Images do not belong in the copy. Retype all the entries below exactly.

**** Supplied records ****

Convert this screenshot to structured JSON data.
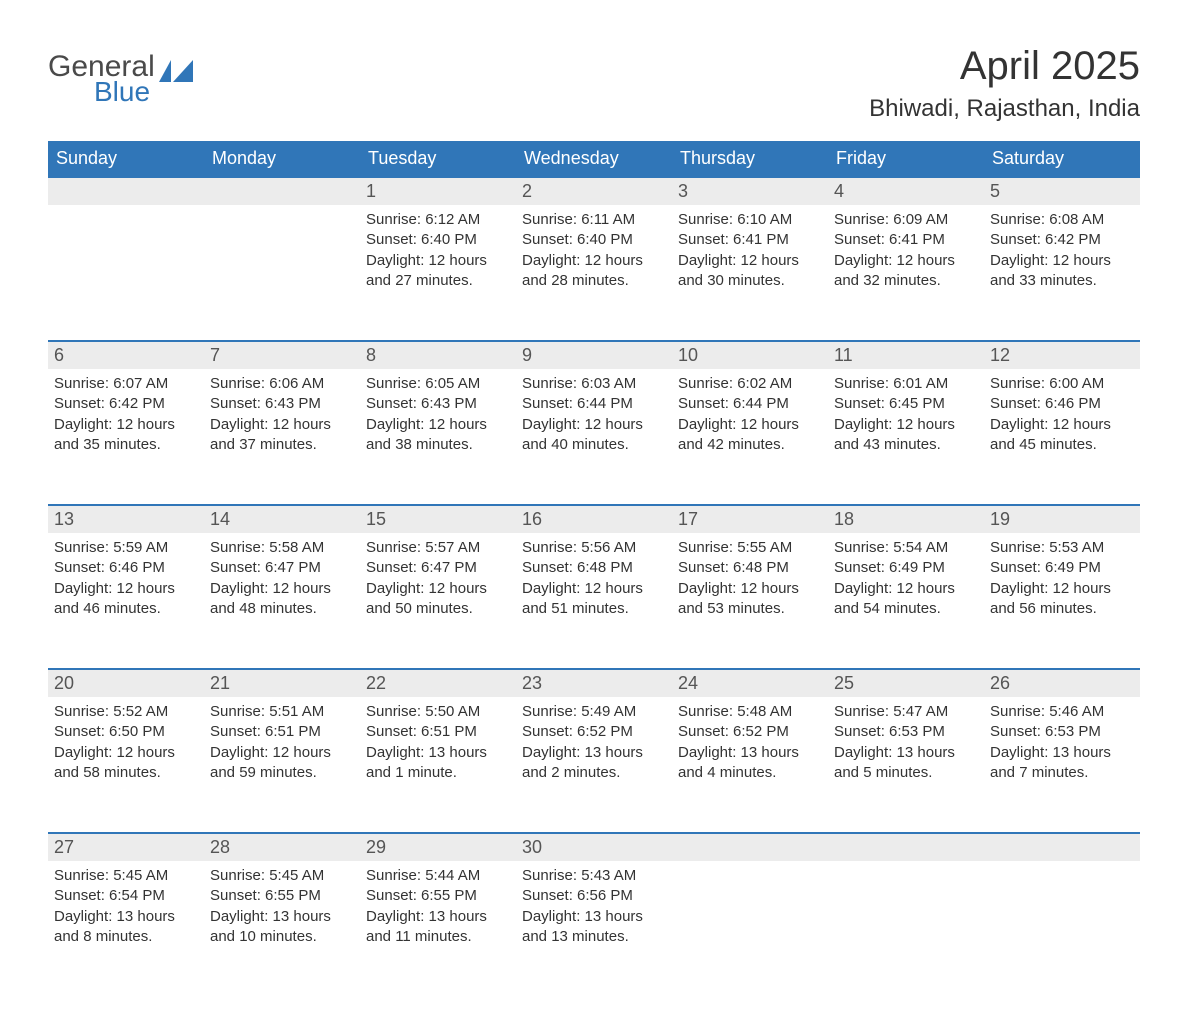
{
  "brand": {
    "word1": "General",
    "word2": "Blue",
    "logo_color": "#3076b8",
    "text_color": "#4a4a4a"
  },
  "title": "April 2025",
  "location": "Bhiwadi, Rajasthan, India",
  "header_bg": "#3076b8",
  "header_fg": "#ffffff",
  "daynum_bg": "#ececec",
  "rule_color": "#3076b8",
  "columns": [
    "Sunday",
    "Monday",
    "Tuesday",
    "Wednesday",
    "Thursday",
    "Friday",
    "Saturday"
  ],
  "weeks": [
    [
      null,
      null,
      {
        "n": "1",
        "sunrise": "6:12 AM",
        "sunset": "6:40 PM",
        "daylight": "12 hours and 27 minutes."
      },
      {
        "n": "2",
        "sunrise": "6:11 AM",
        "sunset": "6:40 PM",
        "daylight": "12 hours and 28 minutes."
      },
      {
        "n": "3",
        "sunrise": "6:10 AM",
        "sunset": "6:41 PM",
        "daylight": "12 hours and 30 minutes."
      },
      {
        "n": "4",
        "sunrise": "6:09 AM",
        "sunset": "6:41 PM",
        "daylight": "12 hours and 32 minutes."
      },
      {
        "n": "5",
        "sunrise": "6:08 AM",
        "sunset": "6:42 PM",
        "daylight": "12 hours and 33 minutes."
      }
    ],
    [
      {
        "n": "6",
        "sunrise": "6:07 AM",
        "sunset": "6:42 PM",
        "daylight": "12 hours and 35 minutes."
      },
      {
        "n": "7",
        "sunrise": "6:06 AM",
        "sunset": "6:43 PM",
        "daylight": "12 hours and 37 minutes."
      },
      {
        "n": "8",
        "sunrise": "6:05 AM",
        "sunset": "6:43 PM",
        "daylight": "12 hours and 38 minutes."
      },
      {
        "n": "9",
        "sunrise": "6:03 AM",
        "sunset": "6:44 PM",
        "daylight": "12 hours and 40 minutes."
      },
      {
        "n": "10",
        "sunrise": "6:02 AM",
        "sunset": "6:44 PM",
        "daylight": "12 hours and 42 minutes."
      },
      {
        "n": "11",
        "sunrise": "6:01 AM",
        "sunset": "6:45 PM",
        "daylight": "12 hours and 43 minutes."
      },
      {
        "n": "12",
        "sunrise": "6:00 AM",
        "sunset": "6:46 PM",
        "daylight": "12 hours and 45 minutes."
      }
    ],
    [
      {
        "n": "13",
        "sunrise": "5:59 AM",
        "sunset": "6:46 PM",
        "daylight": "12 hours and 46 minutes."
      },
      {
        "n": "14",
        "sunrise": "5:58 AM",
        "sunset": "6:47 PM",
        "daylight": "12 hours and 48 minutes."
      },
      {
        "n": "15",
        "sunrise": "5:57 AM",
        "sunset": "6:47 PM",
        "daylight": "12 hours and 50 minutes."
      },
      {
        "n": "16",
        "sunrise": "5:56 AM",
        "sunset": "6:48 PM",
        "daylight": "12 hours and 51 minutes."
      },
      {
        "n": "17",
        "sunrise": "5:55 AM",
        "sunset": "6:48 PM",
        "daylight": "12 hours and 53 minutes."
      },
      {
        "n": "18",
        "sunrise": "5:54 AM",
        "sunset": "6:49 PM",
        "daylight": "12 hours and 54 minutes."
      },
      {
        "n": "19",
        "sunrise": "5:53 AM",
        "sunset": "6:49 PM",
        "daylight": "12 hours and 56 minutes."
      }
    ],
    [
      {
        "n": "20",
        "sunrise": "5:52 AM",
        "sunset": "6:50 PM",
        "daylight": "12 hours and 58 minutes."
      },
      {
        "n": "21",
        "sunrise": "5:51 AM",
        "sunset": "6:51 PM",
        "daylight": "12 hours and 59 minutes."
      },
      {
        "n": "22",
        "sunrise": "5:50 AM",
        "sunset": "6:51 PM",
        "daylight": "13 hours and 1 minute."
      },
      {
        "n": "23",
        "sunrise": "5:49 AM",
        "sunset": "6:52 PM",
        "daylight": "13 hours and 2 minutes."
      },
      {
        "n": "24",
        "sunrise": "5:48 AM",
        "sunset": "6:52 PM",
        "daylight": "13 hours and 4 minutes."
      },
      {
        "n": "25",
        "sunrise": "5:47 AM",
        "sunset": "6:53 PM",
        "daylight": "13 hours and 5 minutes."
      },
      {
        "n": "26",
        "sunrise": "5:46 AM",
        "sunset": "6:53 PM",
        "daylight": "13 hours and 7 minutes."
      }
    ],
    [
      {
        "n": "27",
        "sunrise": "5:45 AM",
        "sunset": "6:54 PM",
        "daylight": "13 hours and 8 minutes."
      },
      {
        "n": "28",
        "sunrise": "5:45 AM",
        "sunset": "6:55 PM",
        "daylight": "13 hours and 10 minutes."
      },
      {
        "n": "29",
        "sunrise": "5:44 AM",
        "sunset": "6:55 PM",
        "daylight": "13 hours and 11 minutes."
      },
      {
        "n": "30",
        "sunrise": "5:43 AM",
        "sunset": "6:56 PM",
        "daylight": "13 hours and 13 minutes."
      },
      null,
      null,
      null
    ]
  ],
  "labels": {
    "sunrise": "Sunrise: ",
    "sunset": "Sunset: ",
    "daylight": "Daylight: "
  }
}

****

• _Exercise response_
Convert this screenshot to structured JSON data.
{
  "brand": {
    "word1": "General",
    "word2": "Blue",
    "logo_color": "#3076b8",
    "text_color": "#4a4a4a"
  },
  "title": "April 2025",
  "location": "Bhiwadi, Rajasthan, India",
  "header_bg": "#3076b8",
  "header_fg": "#ffffff",
  "daynum_bg": "#ececec",
  "rule_color": "#3076b8",
  "columns": [
    "Sunday",
    "Monday",
    "Tuesday",
    "Wednesday",
    "Thursday",
    "Friday",
    "Saturday"
  ],
  "weeks": [
    [
      null,
      null,
      {
        "n": "1",
        "sunrise": "6:12 AM",
        "sunset": "6:40 PM",
        "daylight": "12 hours and 27 minutes."
      },
      {
        "n": "2",
        "sunrise": "6:11 AM",
        "sunset": "6:40 PM",
        "daylight": "12 hours and 28 minutes."
      },
      {
        "n": "3",
        "sunrise": "6:10 AM",
        "sunset": "6:41 PM",
        "daylight": "12 hours and 30 minutes."
      },
      {
        "n": "4",
        "sunrise": "6:09 AM",
        "sunset": "6:41 PM",
        "daylight": "12 hours and 32 minutes."
      },
      {
        "n": "5",
        "sunrise": "6:08 AM",
        "sunset": "6:42 PM",
        "daylight": "12 hours and 33 minutes."
      }
    ],
    [
      {
        "n": "6",
        "sunrise": "6:07 AM",
        "sunset": "6:42 PM",
        "daylight": "12 hours and 35 minutes."
      },
      {
        "n": "7",
        "sunrise": "6:06 AM",
        "sunset": "6:43 PM",
        "daylight": "12 hours and 37 minutes."
      },
      {
        "n": "8",
        "sunrise": "6:05 AM",
        "sunset": "6:43 PM",
        "daylight": "12 hours and 38 minutes."
      },
      {
        "n": "9",
        "sunrise": "6:03 AM",
        "sunset": "6:44 PM",
        "daylight": "12 hours and 40 minutes."
      },
      {
        "n": "10",
        "sunrise": "6:02 AM",
        "sunset": "6:44 PM",
        "daylight": "12 hours and 42 minutes."
      },
      {
        "n": "11",
        "sunrise": "6:01 AM",
        "sunset": "6:45 PM",
        "daylight": "12 hours and 43 minutes."
      },
      {
        "n": "12",
        "sunrise": "6:00 AM",
        "sunset": "6:46 PM",
        "daylight": "12 hours and 45 minutes."
      }
    ],
    [
      {
        "n": "13",
        "sunrise": "5:59 AM",
        "sunset": "6:46 PM",
        "daylight": "12 hours and 46 minutes."
      },
      {
        "n": "14",
        "sunrise": "5:58 AM",
        "sunset": "6:47 PM",
        "daylight": "12 hours and 48 minutes."
      },
      {
        "n": "15",
        "sunrise": "5:57 AM",
        "sunset": "6:47 PM",
        "daylight": "12 hours and 50 minutes."
      },
      {
        "n": "16",
        "sunrise": "5:56 AM",
        "sunset": "6:48 PM",
        "daylight": "12 hours and 51 minutes."
      },
      {
        "n": "17",
        "sunrise": "5:55 AM",
        "sunset": "6:48 PM",
        "daylight": "12 hours and 53 minutes."
      },
      {
        "n": "18",
        "sunrise": "5:54 AM",
        "sunset": "6:49 PM",
        "daylight": "12 hours and 54 minutes."
      },
      {
        "n": "19",
        "sunrise": "5:53 AM",
        "sunset": "6:49 PM",
        "daylight": "12 hours and 56 minutes."
      }
    ],
    [
      {
        "n": "20",
        "sunrise": "5:52 AM",
        "sunset": "6:50 PM",
        "daylight": "12 hours and 58 minutes."
      },
      {
        "n": "21",
        "sunrise": "5:51 AM",
        "sunset": "6:51 PM",
        "daylight": "12 hours and 59 minutes."
      },
      {
        "n": "22",
        "sunrise": "5:50 AM",
        "sunset": "6:51 PM",
        "daylight": "13 hours and 1 minute."
      },
      {
        "n": "23",
        "sunrise": "5:49 AM",
        "sunset": "6:52 PM",
        "daylight": "13 hours and 2 minutes."
      },
      {
        "n": "24",
        "sunrise": "5:48 AM",
        "sunset": "6:52 PM",
        "daylight": "13 hours and 4 minutes."
      },
      {
        "n": "25",
        "sunrise": "5:47 AM",
        "sunset": "6:53 PM",
        "daylight": "13 hours and 5 minutes."
      },
      {
        "n": "26",
        "sunrise": "5:46 AM",
        "sunset": "6:53 PM",
        "daylight": "13 hours and 7 minutes."
      }
    ],
    [
      {
        "n": "27",
        "sunrise": "5:45 AM",
        "sunset": "6:54 PM",
        "daylight": "13 hours and 8 minutes."
      },
      {
        "n": "28",
        "sunrise": "5:45 AM",
        "sunset": "6:55 PM",
        "daylight": "13 hours and 10 minutes."
      },
      {
        "n": "29",
        "sunrise": "5:44 AM",
        "sunset": "6:55 PM",
        "daylight": "13 hours and 11 minutes."
      },
      {
        "n": "30",
        "sunrise": "5:43 AM",
        "sunset": "6:56 PM",
        "daylight": "13 hours and 13 minutes."
      },
      null,
      null,
      null
    ]
  ],
  "labels": {
    "sunrise": "Sunrise: ",
    "sunset": "Sunset: ",
    "daylight": "Daylight: "
  }
}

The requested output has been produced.